Exercise objective:
Please repeat all of the listing exactly.

— Begin Data supplied —

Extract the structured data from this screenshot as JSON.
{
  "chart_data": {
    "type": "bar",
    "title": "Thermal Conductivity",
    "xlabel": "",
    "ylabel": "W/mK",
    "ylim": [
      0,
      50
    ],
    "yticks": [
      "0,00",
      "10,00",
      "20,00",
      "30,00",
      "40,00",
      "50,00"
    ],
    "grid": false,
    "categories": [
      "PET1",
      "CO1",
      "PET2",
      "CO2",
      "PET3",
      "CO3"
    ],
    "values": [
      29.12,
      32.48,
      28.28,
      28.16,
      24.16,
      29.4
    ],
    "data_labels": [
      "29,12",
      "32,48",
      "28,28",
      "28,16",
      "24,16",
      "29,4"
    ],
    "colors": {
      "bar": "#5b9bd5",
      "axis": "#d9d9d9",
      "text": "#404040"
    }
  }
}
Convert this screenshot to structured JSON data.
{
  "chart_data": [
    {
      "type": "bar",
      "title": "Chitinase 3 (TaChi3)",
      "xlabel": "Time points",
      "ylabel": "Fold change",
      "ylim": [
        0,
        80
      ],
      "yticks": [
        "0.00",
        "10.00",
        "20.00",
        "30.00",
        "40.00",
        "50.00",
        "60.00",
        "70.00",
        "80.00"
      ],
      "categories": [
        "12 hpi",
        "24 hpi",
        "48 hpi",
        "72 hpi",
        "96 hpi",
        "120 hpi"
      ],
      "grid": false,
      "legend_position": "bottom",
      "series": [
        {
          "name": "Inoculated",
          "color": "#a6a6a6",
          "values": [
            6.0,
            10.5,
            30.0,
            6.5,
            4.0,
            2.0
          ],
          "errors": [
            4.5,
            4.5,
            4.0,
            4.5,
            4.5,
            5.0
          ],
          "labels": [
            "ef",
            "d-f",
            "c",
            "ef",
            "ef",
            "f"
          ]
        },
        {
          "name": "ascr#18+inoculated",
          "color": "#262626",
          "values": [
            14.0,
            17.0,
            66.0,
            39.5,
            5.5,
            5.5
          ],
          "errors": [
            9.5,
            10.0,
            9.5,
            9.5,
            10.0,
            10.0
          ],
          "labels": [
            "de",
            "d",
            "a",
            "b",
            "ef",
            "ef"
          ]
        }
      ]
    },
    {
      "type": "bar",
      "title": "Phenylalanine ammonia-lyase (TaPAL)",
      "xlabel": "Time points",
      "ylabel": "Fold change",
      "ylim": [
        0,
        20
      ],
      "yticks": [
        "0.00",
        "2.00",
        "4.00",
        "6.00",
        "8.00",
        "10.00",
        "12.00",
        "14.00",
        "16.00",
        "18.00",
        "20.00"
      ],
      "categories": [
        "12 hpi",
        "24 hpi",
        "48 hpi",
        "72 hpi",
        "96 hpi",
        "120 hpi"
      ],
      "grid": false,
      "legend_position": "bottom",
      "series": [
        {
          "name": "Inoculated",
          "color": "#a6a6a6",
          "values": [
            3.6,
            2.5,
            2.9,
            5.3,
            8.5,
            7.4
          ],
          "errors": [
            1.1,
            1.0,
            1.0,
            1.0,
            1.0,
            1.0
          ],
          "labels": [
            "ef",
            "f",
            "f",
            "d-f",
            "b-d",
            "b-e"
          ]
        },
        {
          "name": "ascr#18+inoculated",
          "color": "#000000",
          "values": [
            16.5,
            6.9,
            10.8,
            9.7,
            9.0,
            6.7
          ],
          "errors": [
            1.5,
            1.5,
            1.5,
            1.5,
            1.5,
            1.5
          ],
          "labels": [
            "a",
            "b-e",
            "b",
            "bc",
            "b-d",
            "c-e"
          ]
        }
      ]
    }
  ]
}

— End Data supplied —

Output of the exercise:
Extract the structured data from this screenshot as JSON.
{
  "chart_data": {
    "type": "bar",
    "title": "Thermal Conductivity",
    "xlabel": "",
    "ylabel": "W/mK",
    "ylim": [
      0,
      50
    ],
    "yticks": [
      "0,00",
      "10,00",
      "20,00",
      "30,00",
      "40,00",
      "50,00"
    ],
    "grid": false,
    "categories": [
      "PET1",
      "CO1",
      "PET2",
      "CO2",
      "PET3",
      "CO3"
    ],
    "values": [
      29.12,
      32.48,
      28.28,
      28.16,
      24.16,
      29.4
    ],
    "data_labels": [
      "29,12",
      "32,48",
      "28,28",
      "28,16",
      "24,16",
      "29,4"
    ],
    "colors": {
      "bar": "#5b9bd5",
      "axis": "#d9d9d9",
      "text": "#404040"
    }
  }
}
Convert this screenshot to structured JSON data.
{
  "chart_data": [
    {
      "type": "bar",
      "title": "Chitinase 3 (TaChi3)",
      "xlabel": "Time points",
      "ylabel": "Fold change",
      "ylim": [
        0,
        80
      ],
      "yticks": [
        "0.00",
        "10.00",
        "20.00",
        "30.00",
        "40.00",
        "50.00",
        "60.00",
        "70.00",
        "80.00"
      ],
      "categories": [
        "12 hpi",
        "24 hpi",
        "48 hpi",
        "72 hpi",
        "96 hpi",
        "120 hpi"
      ],
      "grid": false,
      "legend_position": "bottom",
      "series": [
        {
          "name": "Inoculated",
          "color": "#a6a6a6",
          "values": [
            6.0,
            10.5,
            30.0,
            6.5,
            4.0,
            2.0
          ],
          "errors": [
            4.5,
            4.5,
            4.0,
            4.5,
            4.5,
            5.0
          ],
          "labels": [
            "ef",
            "d-f",
            "c",
            "ef",
            "ef",
            "f"
          ]
        },
        {
          "name": "ascr#18+inoculated",
          "color": "#262626",
          "values": [
            14.0,
            17.0,
            66.0,
            39.5,
            5.5,
            5.5
          ],
          "errors": [
            9.5,
            10.0,
            9.5,
            9.5,
            10.0,
            10.0
          ],
          "labels": [
            "de",
            "d",
            "a",
            "b",
            "ef",
            "ef"
          ]
        }
      ]
    },
    {
      "type": "bar",
      "title": "Phenylalanine ammonia-lyase (TaPAL)",
      "xlabel": "Time points",
      "ylabel": "Fold change",
      "ylim": [
        0,
        20
      ],
      "yticks": [
        "0.00",
        "2.00",
        "4.00",
        "6.00",
        "8.00",
        "10.00",
        "12.00",
        "14.00",
        "16.00",
        "18.00",
        "20.00"
      ],
      "categories": [
        "12 hpi",
        "24 hpi",
        "48 hpi",
        "72 hpi",
        "96 hpi",
        "120 hpi"
      ],
      "grid": false,
      "legend_position": "bottom",
      "series": [
        {
          "name": "Inoculated",
          "color": "#a6a6a6",
          "values": [
            3.6,
            2.5,
            2.9,
            5.3,
            8.5,
            7.4
          ],
          "errors": [
            1.1,
            1.0,
            1.0,
            1.0,
            1.0,
            1.0
          ],
          "labels": [
            "ef",
            "f",
            "f",
            "d-f",
            "b-d",
            "b-e"
          ]
        },
        {
          "name": "ascr#18+inoculated",
          "color": "#000000",
          "values": [
            16.5,
            6.9,
            10.8,
            9.7,
            9.0,
            6.7
          ],
          "errors": [
            1.5,
            1.5,
            1.5,
            1.5,
            1.5,
            1.5
          ],
          "labels": [
            "a",
            "b-e",
            "b",
            "bc",
            "b-d",
            "c-e"
          ]
        }
      ]
    }
  ]
}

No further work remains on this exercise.